### What the task asks
Reproduce every line of the listing below verbatim, omitting the picture placeholders.

Layout element entries:
START

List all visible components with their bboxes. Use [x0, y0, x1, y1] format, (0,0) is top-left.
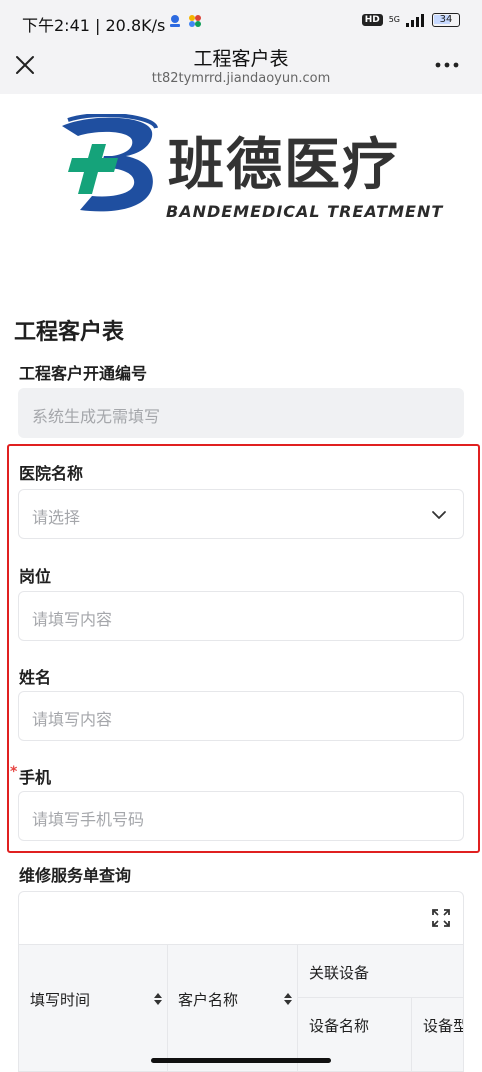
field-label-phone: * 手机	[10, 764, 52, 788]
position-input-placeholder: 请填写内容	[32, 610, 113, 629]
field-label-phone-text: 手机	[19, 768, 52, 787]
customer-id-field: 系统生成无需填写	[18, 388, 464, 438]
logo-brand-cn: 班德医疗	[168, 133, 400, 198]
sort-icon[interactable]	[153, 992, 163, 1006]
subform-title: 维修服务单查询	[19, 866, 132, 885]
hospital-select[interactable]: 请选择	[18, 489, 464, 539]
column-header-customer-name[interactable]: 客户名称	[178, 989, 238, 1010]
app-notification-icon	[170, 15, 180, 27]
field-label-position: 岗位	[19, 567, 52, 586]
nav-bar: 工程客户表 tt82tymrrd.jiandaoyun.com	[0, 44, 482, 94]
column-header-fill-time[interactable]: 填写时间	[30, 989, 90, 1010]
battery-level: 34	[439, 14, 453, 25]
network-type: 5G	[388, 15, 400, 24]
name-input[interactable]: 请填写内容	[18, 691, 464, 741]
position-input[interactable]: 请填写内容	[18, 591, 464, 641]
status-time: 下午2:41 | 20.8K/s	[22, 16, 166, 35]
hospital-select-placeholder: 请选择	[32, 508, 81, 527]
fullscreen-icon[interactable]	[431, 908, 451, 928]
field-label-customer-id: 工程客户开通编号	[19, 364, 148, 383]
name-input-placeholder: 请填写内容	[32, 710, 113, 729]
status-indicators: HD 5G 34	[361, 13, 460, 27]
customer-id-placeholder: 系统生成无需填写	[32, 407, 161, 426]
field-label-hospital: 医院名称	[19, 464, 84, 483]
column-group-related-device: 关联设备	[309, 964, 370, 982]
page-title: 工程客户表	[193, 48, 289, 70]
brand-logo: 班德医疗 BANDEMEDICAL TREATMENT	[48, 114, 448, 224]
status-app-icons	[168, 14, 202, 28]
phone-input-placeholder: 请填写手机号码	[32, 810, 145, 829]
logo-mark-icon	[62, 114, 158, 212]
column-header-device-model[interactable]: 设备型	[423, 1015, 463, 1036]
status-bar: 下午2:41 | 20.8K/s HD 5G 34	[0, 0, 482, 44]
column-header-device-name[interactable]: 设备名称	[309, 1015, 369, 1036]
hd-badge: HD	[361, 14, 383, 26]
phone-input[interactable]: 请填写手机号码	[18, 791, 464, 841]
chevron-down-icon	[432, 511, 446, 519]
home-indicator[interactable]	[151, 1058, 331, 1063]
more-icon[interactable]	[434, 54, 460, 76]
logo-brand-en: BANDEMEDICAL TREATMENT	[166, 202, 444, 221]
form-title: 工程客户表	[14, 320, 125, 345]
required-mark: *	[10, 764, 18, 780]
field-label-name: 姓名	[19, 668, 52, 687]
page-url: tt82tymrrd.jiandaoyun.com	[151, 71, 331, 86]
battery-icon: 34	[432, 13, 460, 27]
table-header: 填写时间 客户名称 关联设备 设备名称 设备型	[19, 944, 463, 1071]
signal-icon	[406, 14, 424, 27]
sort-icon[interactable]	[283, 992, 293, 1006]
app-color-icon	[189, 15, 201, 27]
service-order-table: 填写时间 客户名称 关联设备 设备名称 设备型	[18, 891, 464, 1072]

END

### Solution for this problem
List all visible components with their bboxes. Use [x0, y0, x1, y1] format, (0,0) is top-left.
field-label-phone: * 手机	[10, 764, 52, 788]
position-input-placeholder: 请填写内容	[32, 610, 113, 629]
field-label-phone-text: 手机	[19, 768, 52, 787]
customer-id-field: 系统生成无需填写	[18, 388, 464, 438]
logo-brand-cn: 班德医疗	[168, 133, 400, 198]
sort-icon[interactable]	[153, 992, 163, 1006]
subform-title: 维修服务单查询	[19, 866, 132, 885]
hospital-select[interactable]: 请选择	[18, 489, 464, 539]
column-header-customer-name[interactable]: 客户名称	[178, 989, 238, 1010]
app-notification-icon	[170, 15, 180, 27]
field-label-position: 岗位	[19, 567, 52, 586]
nav-bar: 工程客户表 tt82tymrrd.jiandaoyun.com	[0, 44, 482, 94]
column-header-fill-time[interactable]: 填写时间	[30, 989, 90, 1010]
battery-level: 34	[439, 14, 453, 25]
network-type: 5G	[388, 15, 400, 24]
name-input[interactable]: 请填写内容	[18, 691, 464, 741]
position-input[interactable]: 请填写内容	[18, 591, 464, 641]
status-time: 下午2:41 | 20.8K/s	[22, 16, 166, 35]
hospital-select-placeholder: 请选择	[32, 508, 81, 527]
fullscreen-icon[interactable]	[431, 908, 451, 928]
field-label-customer-id: 工程客户开通编号	[19, 364, 148, 383]
name-input-placeholder: 请填写内容	[32, 710, 113, 729]
status-indicators: HD 5G 34	[361, 13, 460, 27]
customer-id-placeholder: 系统生成无需填写	[32, 407, 161, 426]
field-label-hospital: 医院名称	[19, 464, 84, 483]
column-group-related-device: 关联设备	[309, 964, 370, 982]
page-title: 工程客户表	[193, 48, 289, 70]
brand-logo: 班德医疗 BANDEMEDICAL TREATMENT	[48, 114, 448, 224]
status-app-icons	[168, 14, 202, 28]
phone-input-placeholder: 请填写手机号码	[32, 810, 145, 829]
logo-mark-icon	[62, 114, 158, 212]
column-header-device-model[interactable]: 设备型	[423, 1015, 463, 1036]
status-bar: 下午2:41 | 20.8K/s HD 5G 34	[0, 0, 482, 44]
column-header-device-name[interactable]: 设备名称	[309, 1015, 369, 1036]
hd-badge: HD	[361, 14, 383, 26]
phone-input[interactable]: 请填写手机号码	[18, 791, 464, 841]
chevron-down-icon	[432, 511, 446, 519]
home-indicator[interactable]	[151, 1058, 331, 1063]
more-icon[interactable]	[434, 54, 460, 76]
logo-brand-en: BANDEMEDICAL TREATMENT	[166, 202, 444, 221]
form-title: 工程客户表	[14, 320, 125, 345]
required-mark: *	[10, 764, 18, 780]
field-label-name: 姓名	[19, 668, 52, 687]
page-url: tt82tymrrd.jiandaoyun.com	[151, 71, 331, 86]
battery-icon: 34	[432, 13, 460, 27]
table-header: 填写时间 客户名称 关联设备 设备名称 设备型	[19, 944, 463, 1071]
signal-icon	[406, 14, 424, 27]
sort-icon[interactable]	[283, 992, 293, 1006]
app-color-icon	[189, 15, 201, 27]
service-order-table: 填写时间 客户名称 关联设备 设备名称 设备型	[18, 891, 464, 1072]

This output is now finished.